[Description of the task] Using the records below, give the number of lines where the word "title" appears, with no further output.

>> BEGIN Records provided

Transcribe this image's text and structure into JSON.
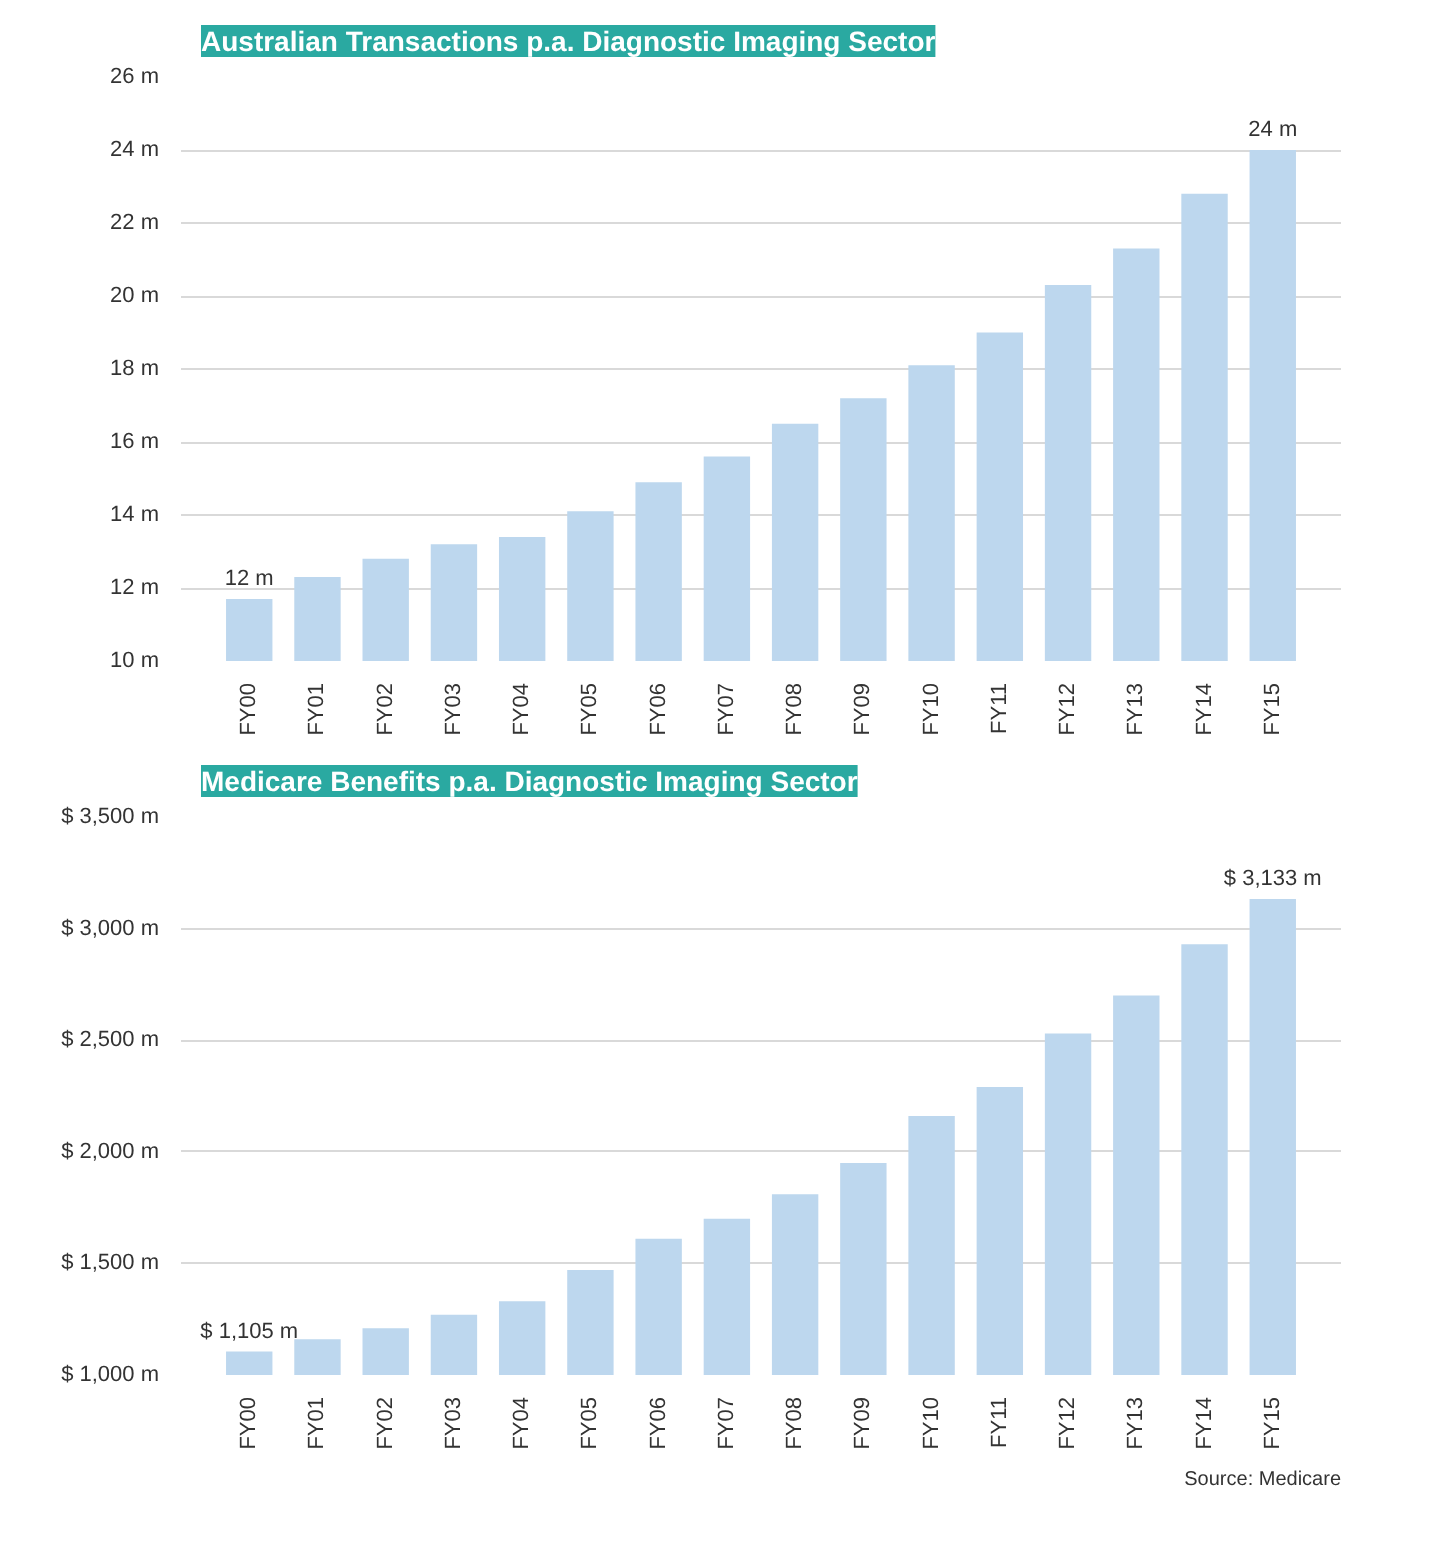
{
  "chart_data": [
    {
      "type": "bar",
      "title": "Australian Transactions p.a. Diagnostic Imaging Sector",
      "categories": [
        "FY00",
        "FY01",
        "FY02",
        "FY03",
        "FY04",
        "FY05",
        "FY06",
        "FY07",
        "FY08",
        "FY09",
        "FY10",
        "FY11",
        "FY12",
        "FY13",
        "FY14",
        "FY15"
      ],
      "values": [
        11.7,
        12.3,
        12.8,
        13.2,
        13.4,
        14.1,
        14.9,
        15.6,
        16.5,
        17.2,
        18.1,
        19.0,
        20.3,
        21.3,
        22.8,
        24.0
      ],
      "value_labels": [
        "12 m",
        null,
        null,
        null,
        null,
        null,
        null,
        null,
        null,
        null,
        null,
        null,
        null,
        null,
        null,
        "24 m"
      ],
      "color": "#bdd7ee",
      "ylim": [
        10,
        26
      ],
      "yticks": [
        {
          "value": 10,
          "label": "10 m"
        },
        {
          "value": 12,
          "label": "12 m"
        },
        {
          "value": 14,
          "label": "14 m"
        },
        {
          "value": 16,
          "label": "16 m"
        },
        {
          "value": 18,
          "label": "18 m"
        },
        {
          "value": 20,
          "label": "20 m"
        },
        {
          "value": 22,
          "label": "22 m"
        },
        {
          "value": 24,
          "label": "24 m"
        },
        {
          "value": 26,
          "label": "26 m"
        }
      ],
      "grid": "y"
    },
    {
      "type": "bar",
      "title": "Medicare Benefits p.a. Diagnostic Imaging Sector",
      "categories": [
        "FY00",
        "FY01",
        "FY02",
        "FY03",
        "FY04",
        "FY05",
        "FY06",
        "FY07",
        "FY08",
        "FY09",
        "FY10",
        "FY11",
        "FY12",
        "FY13",
        "FY14",
        "FY15"
      ],
      "values": [
        1105,
        1160,
        1210,
        1270,
        1330,
        1470,
        1610,
        1700,
        1810,
        1950,
        2160,
        2290,
        2530,
        2700,
        2930,
        3133
      ],
      "value_labels": [
        "$ 1,105 m",
        null,
        null,
        null,
        null,
        null,
        null,
        null,
        null,
        null,
        null,
        null,
        null,
        null,
        null,
        "$ 3,133 m"
      ],
      "color": "#bdd7ee",
      "ylim": [
        1000,
        3500
      ],
      "yticks": [
        {
          "value": 1000,
          "label": "$ 1,000 m"
        },
        {
          "value": 1500,
          "label": "$ 1,500 m"
        },
        {
          "value": 2000,
          "label": "$ 2,000 m"
        },
        {
          "value": 2500,
          "label": "$ 2,500 m"
        },
        {
          "value": 3000,
          "label": "$ 3,000 m"
        },
        {
          "value": 3500,
          "label": "$ 3,500 m"
        }
      ],
      "grid": "y",
      "annotations": [
        "Source: Medicare"
      ]
    }
  ]
}
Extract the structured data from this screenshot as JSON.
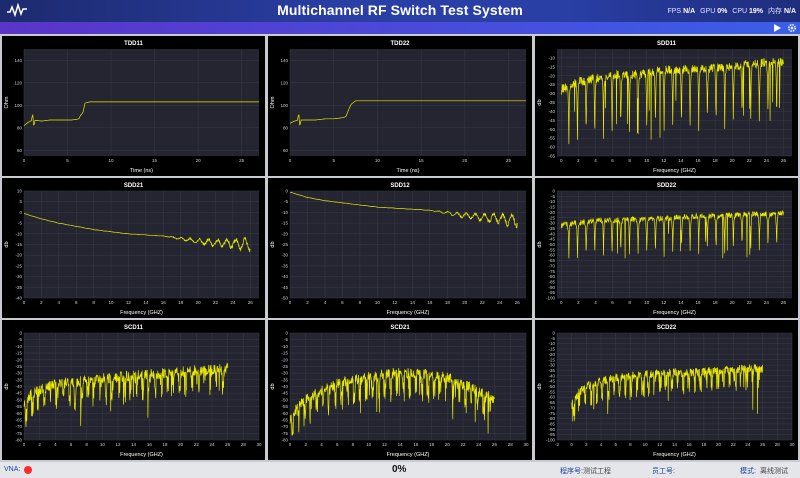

>> END Records provided

[Result of this task] 2